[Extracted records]
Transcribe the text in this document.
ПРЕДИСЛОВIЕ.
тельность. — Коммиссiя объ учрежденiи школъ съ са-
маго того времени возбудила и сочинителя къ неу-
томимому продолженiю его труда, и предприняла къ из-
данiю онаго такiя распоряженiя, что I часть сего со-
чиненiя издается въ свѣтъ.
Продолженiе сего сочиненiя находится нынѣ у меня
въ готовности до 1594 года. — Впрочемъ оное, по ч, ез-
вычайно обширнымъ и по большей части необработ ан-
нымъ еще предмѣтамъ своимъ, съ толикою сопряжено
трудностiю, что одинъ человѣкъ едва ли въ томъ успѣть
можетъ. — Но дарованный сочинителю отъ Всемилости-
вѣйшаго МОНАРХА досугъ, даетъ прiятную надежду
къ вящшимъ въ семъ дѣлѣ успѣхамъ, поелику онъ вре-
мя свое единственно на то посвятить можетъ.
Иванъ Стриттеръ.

■ **Problem details**:
Retype every record above exactly as it appears.

■ **The answer**:
Transcribe the text in this document.
ПРЕДИСЛОВIЕ.
тельность. — Коммиссiя объ учрежденiи школъ съ са-
маго того времени возбудила и сочинителя къ неу-
томимому продолженiю его труда, и предприняла къ из-
данiю онаго такiя распоряженiя, что I часть сего со-
чиненiя издается въ свѣтъ.
Продолженiе сего сочиненiя находится нынѣ у меня
въ готовности до 1594 года. — Впрочемъ оное, по ч, ез-
вычайно обширнымъ и по большей части необработ ан-
нымъ еще предмѣтамъ своимъ, съ толикою сопряжено
трудностiю, что одинъ человѣкъ едва ли въ томъ успѣть
можетъ. — Но дарованный сочинителю отъ Всемилости-
вѣйшаго МОНАРХА досугъ, даетъ прiятную надежду
къ вящшимъ въ семъ дѣлѣ успѣхамъ, поелику онъ вре-
мя свое единственно на то посвятить можетъ.
Иванъ Стриттеръ.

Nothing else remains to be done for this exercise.